### Supplied material:
● ● ● ●
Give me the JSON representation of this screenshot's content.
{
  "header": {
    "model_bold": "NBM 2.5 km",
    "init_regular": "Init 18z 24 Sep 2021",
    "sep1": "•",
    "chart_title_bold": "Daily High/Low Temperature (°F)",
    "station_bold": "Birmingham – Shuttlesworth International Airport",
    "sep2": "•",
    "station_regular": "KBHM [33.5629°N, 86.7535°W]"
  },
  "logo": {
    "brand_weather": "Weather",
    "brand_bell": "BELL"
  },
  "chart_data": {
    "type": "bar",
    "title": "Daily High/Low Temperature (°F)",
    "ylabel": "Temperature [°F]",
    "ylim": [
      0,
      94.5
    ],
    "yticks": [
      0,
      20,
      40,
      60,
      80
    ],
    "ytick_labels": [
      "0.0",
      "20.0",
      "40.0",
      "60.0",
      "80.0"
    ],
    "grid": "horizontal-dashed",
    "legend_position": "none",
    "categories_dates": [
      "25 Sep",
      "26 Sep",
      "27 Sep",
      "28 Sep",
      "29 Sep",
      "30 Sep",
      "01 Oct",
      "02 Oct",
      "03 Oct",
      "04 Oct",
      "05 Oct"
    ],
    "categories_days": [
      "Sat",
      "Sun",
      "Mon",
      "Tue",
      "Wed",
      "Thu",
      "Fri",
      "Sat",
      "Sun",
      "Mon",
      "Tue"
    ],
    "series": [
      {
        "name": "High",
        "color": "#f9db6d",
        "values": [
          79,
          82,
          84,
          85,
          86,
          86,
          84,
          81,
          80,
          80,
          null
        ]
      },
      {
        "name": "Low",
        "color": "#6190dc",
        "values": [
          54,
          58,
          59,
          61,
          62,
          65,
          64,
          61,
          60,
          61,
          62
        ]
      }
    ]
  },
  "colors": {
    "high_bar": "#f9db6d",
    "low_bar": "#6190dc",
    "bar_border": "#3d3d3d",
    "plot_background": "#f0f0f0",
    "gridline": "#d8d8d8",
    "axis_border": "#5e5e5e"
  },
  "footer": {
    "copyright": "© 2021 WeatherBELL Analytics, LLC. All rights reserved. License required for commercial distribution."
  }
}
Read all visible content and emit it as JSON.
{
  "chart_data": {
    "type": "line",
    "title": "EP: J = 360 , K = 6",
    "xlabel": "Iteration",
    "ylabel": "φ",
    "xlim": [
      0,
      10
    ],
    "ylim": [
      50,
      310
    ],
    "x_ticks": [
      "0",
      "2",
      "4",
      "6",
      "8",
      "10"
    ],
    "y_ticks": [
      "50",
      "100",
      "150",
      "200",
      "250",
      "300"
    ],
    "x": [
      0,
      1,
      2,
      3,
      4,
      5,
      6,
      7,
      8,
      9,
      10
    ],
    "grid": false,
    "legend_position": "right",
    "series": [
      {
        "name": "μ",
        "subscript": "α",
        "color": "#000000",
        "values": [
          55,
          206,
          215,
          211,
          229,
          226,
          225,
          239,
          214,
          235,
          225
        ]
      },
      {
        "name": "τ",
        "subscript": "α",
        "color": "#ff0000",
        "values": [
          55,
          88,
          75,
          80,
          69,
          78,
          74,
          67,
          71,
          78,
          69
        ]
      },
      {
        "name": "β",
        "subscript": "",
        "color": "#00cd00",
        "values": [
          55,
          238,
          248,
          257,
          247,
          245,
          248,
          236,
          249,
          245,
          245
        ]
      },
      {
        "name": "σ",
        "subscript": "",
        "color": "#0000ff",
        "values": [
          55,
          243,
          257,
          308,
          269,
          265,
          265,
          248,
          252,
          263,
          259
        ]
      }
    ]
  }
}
● ● ● ●
### What you need to do:
Retype the entries one by one, exactly.

### Written response:
Give me the JSON representation of this screenshot's content.
{
  "header": {
    "model_bold": "NBM 2.5 km",
    "init_regular": "Init 18z 24 Sep 2021",
    "sep1": "•",
    "chart_title_bold": "Daily High/Low Temperature (°F)",
    "station_bold": "Birmingham – Shuttlesworth International Airport",
    "sep2": "•",
    "station_regular": "KBHM [33.5629°N, 86.7535°W]"
  },
  "logo": {
    "brand_weather": "Weather",
    "brand_bell": "BELL"
  },
  "chart_data": {
    "type": "bar",
    "title": "Daily High/Low Temperature (°F)",
    "ylabel": "Temperature [°F]",
    "ylim": [
      0,
      94.5
    ],
    "yticks": [
      0,
      20,
      40,
      60,
      80
    ],
    "ytick_labels": [
      "0.0",
      "20.0",
      "40.0",
      "60.0",
      "80.0"
    ],
    "grid": "horizontal-dashed",
    "legend_position": "none",
    "categories_dates": [
      "25 Sep",
      "26 Sep",
      "27 Sep",
      "28 Sep",
      "29 Sep",
      "30 Sep",
      "01 Oct",
      "02 Oct",
      "03 Oct",
      "04 Oct",
      "05 Oct"
    ],
    "categories_days": [
      "Sat",
      "Sun",
      "Mon",
      "Tue",
      "Wed",
      "Thu",
      "Fri",
      "Sat",
      "Sun",
      "Mon",
      "Tue"
    ],
    "series": [
      {
        "name": "High",
        "color": "#f9db6d",
        "values": [
          79,
          82,
          84,
          85,
          86,
          86,
          84,
          81,
          80,
          80,
          null
        ]
      },
      {
        "name": "Low",
        "color": "#6190dc",
        "values": [
          54,
          58,
          59,
          61,
          62,
          65,
          64,
          61,
          60,
          61,
          62
        ]
      }
    ]
  },
  "colors": {
    "high_bar": "#f9db6d",
    "low_bar": "#6190dc",
    "bar_border": "#3d3d3d",
    "plot_background": "#f0f0f0",
    "gridline": "#d8d8d8",
    "axis_border": "#5e5e5e"
  },
  "footer": {
    "copyright": "© 2021 WeatherBELL Analytics, LLC. All rights reserved. License required for commercial distribution."
  }
}
Read all visible content and emit it as JSON.
{
  "chart_data": {
    "type": "line",
    "title": "EP: J = 360 , K = 6",
    "xlabel": "Iteration",
    "ylabel": "φ",
    "xlim": [
      0,
      10
    ],
    "ylim": [
      50,
      310
    ],
    "x_ticks": [
      "0",
      "2",
      "4",
      "6",
      "8",
      "10"
    ],
    "y_ticks": [
      "50",
      "100",
      "150",
      "200",
      "250",
      "300"
    ],
    "x": [
      0,
      1,
      2,
      3,
      4,
      5,
      6,
      7,
      8,
      9,
      10
    ],
    "grid": false,
    "legend_position": "right",
    "series": [
      {
        "name": "μ",
        "subscript": "α",
        "color": "#000000",
        "values": [
          55,
          206,
          215,
          211,
          229,
          226,
          225,
          239,
          214,
          235,
          225
        ]
      },
      {
        "name": "τ",
        "subscript": "α",
        "color": "#ff0000",
        "values": [
          55,
          88,
          75,
          80,
          69,
          78,
          74,
          67,
          71,
          78,
          69
        ]
      },
      {
        "name": "β",
        "subscript": "",
        "color": "#00cd00",
        "values": [
          55,
          238,
          248,
          257,
          247,
          245,
          248,
          236,
          249,
          245,
          245
        ]
      },
      {
        "name": "σ",
        "subscript": "",
        "color": "#0000ff",
        "values": [
          55,
          243,
          257,
          308,
          269,
          265,
          265,
          248,
          252,
          263,
          259
        ]
      }
    ]
  }
}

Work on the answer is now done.